[Start of DATA IN THIS EXERCISE]
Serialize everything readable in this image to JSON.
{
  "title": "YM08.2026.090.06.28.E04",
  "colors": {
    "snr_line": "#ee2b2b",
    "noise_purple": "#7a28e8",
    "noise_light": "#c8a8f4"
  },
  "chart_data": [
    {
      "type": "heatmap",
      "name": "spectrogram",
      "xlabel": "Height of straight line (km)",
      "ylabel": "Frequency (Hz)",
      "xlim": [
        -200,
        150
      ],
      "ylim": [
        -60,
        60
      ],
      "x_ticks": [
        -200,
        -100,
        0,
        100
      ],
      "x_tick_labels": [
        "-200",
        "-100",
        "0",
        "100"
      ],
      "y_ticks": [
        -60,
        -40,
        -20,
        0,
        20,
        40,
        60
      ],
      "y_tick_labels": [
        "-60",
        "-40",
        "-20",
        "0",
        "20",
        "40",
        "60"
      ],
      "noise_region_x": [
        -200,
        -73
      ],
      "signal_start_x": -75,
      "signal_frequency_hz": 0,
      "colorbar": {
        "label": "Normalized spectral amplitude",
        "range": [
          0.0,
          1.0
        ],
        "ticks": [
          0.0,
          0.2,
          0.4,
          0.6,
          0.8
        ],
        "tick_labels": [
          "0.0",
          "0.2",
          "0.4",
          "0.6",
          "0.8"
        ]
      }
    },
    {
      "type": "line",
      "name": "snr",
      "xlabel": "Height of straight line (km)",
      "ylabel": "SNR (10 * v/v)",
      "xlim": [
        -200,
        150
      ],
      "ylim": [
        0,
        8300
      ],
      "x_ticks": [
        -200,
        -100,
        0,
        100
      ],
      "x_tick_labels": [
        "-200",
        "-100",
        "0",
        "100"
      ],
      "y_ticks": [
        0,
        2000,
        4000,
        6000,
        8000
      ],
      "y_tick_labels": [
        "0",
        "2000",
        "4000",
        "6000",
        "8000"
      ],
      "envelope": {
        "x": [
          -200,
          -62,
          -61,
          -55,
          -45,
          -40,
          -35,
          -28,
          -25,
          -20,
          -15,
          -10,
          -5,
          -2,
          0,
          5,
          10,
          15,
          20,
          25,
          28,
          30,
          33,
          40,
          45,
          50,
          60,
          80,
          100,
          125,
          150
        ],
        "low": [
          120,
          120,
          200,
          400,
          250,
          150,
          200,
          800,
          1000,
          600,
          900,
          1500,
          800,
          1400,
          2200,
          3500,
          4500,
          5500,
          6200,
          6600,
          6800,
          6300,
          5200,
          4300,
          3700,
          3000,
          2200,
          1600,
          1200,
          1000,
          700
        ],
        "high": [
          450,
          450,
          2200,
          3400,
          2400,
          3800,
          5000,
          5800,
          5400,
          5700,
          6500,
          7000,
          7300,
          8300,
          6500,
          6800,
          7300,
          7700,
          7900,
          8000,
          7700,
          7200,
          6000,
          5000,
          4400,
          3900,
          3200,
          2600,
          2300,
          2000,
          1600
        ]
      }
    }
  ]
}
[End of DATA IN THIS EXERCISE]
- _WHAT NEEDS TO BE DONE_: Extract each line holding the string "ylabel".

- _OUTPUT FOR THIS EXERCISE_:
      "ylabel": "Frequency (Hz)",
      "ylabel": "SNR (10 * v/v)",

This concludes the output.